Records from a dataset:
┄┄┄┄┄┄┄┄┄┄
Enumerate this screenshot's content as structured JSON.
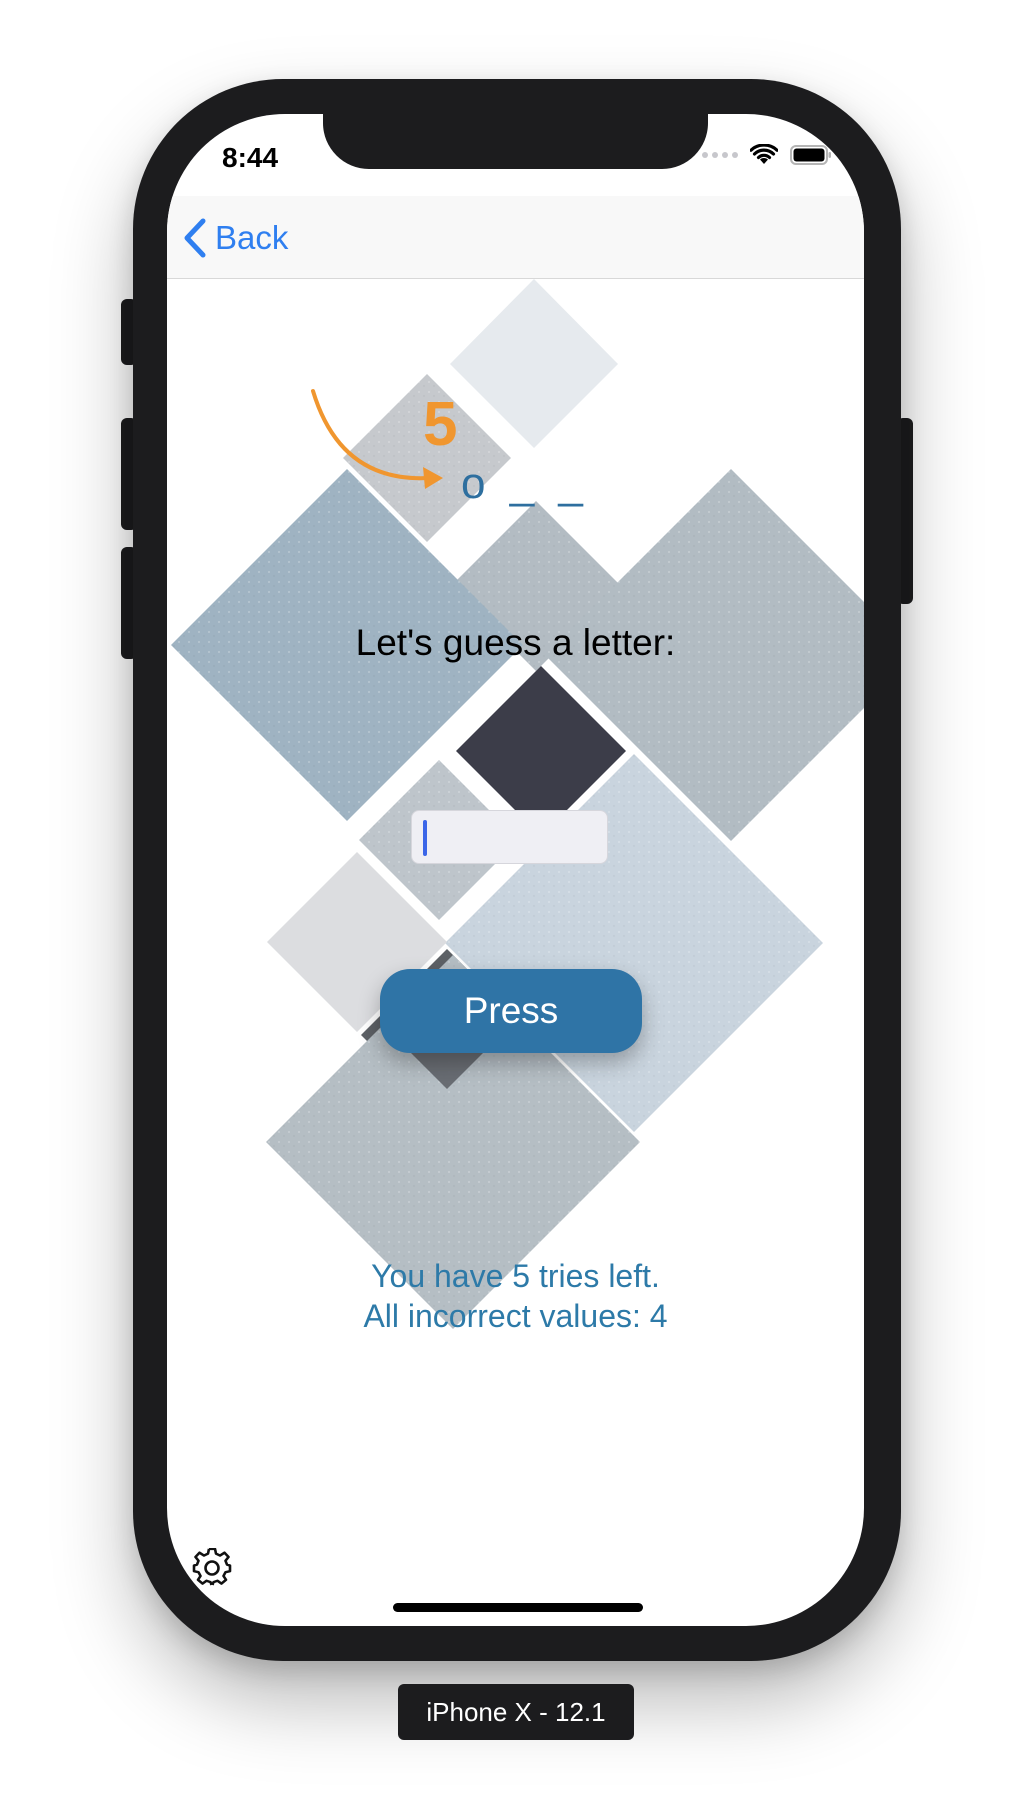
{
  "status": {
    "time": "8:44"
  },
  "nav": {
    "back_label": "Back"
  },
  "game": {
    "hint_number": "5",
    "word": "o _ _",
    "prompt": "Let's guess a letter:",
    "input_value": "",
    "press_label": "Press",
    "tries_text": "You have 5 tries left.",
    "incorrect_text": "All incorrect values: 4"
  },
  "device": {
    "label": "iPhone X - 12.1"
  },
  "icons": {
    "back": "chevron-left-icon",
    "settings": "gear-icon",
    "wifi": "wifi-icon",
    "battery": "battery-icon",
    "signal": "signal-icon"
  },
  "colors": {
    "accent_blue": "#2f7ff0",
    "button_blue": "#2f74a6",
    "text_blue": "#2d7aa8",
    "hint_orange": "#f0962f"
  }
}
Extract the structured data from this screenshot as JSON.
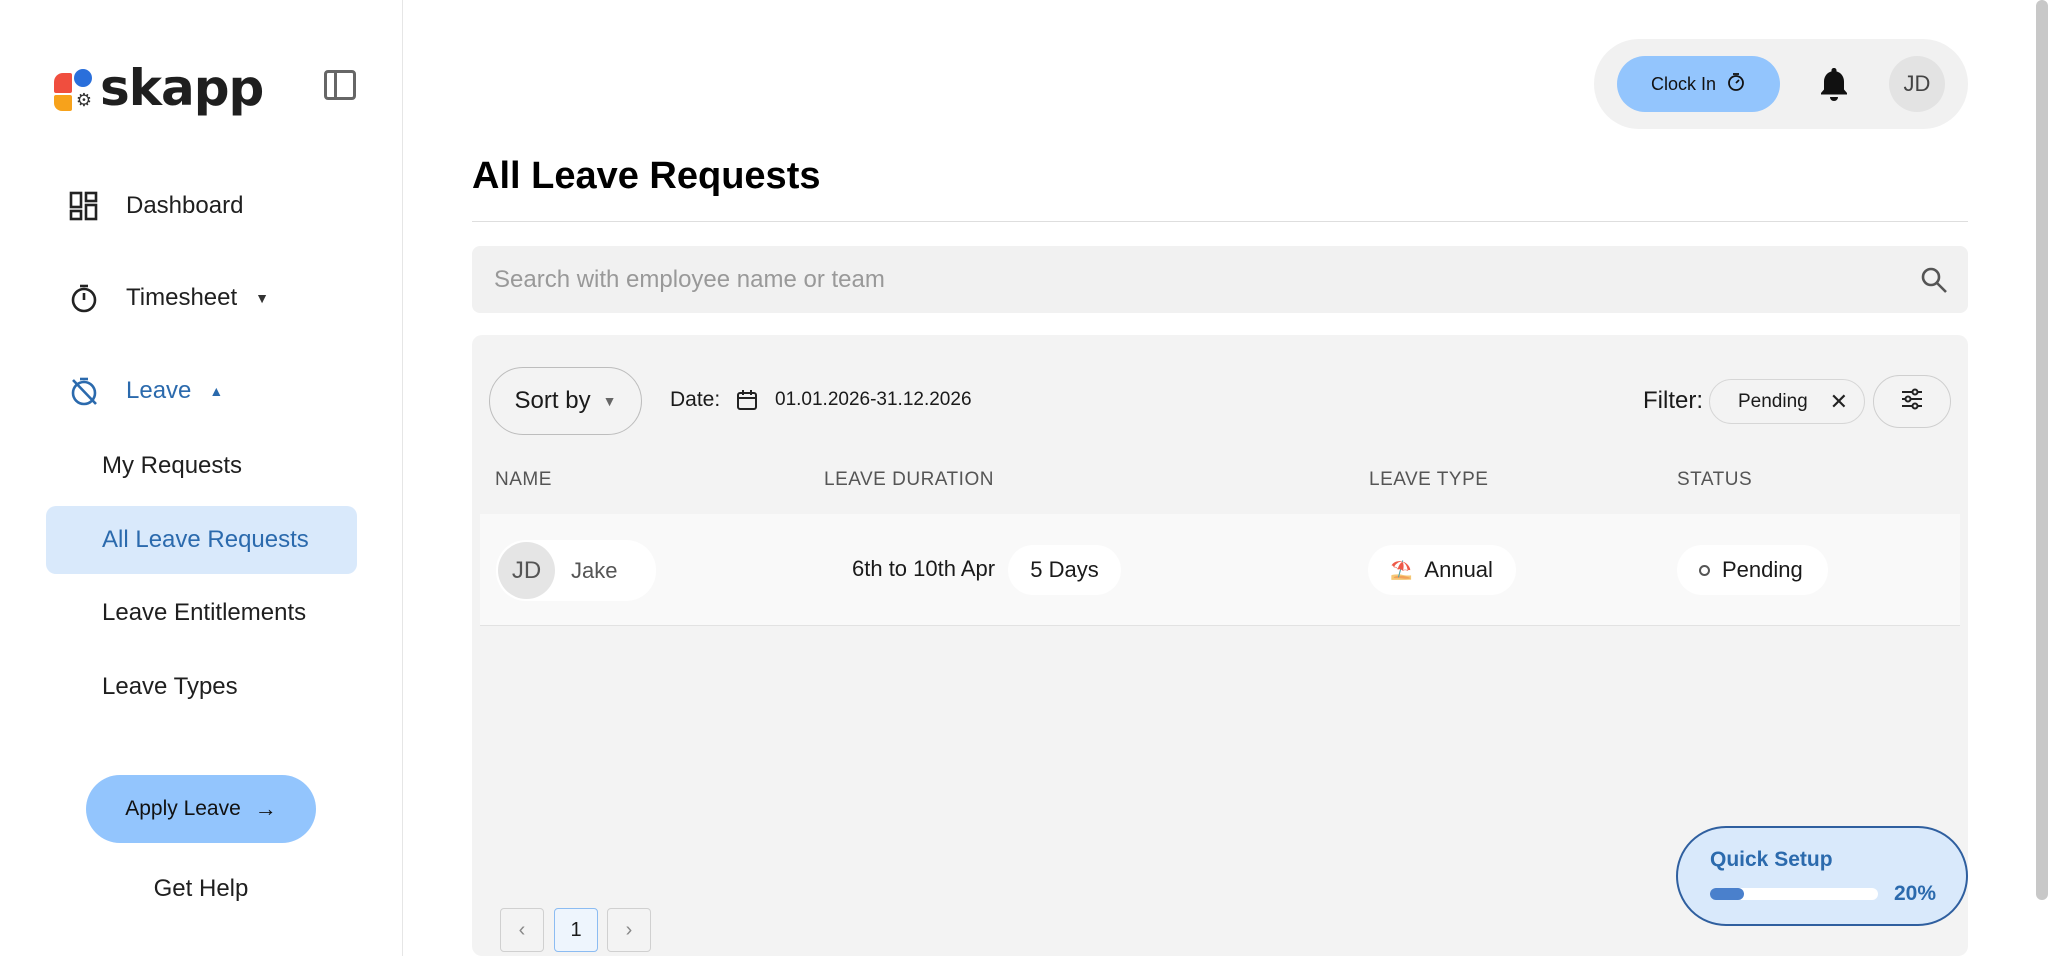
{
  "brand": {
    "name": "skapp"
  },
  "sidebar": {
    "nav": [
      {
        "label": "Dashboard"
      },
      {
        "label": "Timesheet"
      },
      {
        "label": "Leave"
      }
    ],
    "leave_sub": [
      {
        "label": "My Requests"
      },
      {
        "label": "All Leave Requests"
      },
      {
        "label": "Leave Entitlements"
      },
      {
        "label": "Leave Types"
      }
    ],
    "apply_label": "Apply Leave",
    "help_label": "Get Help"
  },
  "header": {
    "clock_in_label": "Clock In",
    "user_initials": "JD"
  },
  "page": {
    "title": "All Leave Requests",
    "search_placeholder": "Search with employee name or team"
  },
  "toolbar": {
    "sort_label": "Sort by",
    "date_label": "Date:",
    "date_range": "01.01.2026-31.12.2026",
    "filter_label": "Filter:",
    "filter_value": "Pending"
  },
  "table": {
    "columns": [
      "NAME",
      "LEAVE DURATION",
      "LEAVE TYPE",
      "STATUS"
    ],
    "rows": [
      {
        "initials": "JD",
        "name": "Jake",
        "duration": "6th to 10th Apr",
        "days": "5 Days",
        "type_icon": "⛱️",
        "type": "Annual",
        "status": "Pending"
      }
    ]
  },
  "pagination": {
    "current": "1"
  },
  "quick_setup": {
    "title": "Quick Setup",
    "percent_label": "20%",
    "progress": 0.2
  },
  "colors": {
    "accent": "#93c5fd",
    "active_text": "#2b6aad",
    "selected_bg": "#d9e9fb"
  }
}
┄┄┄┄┄┄┄┄┄┄
How many lines in the entries contain the string "Pending"? Answer with the number only.

2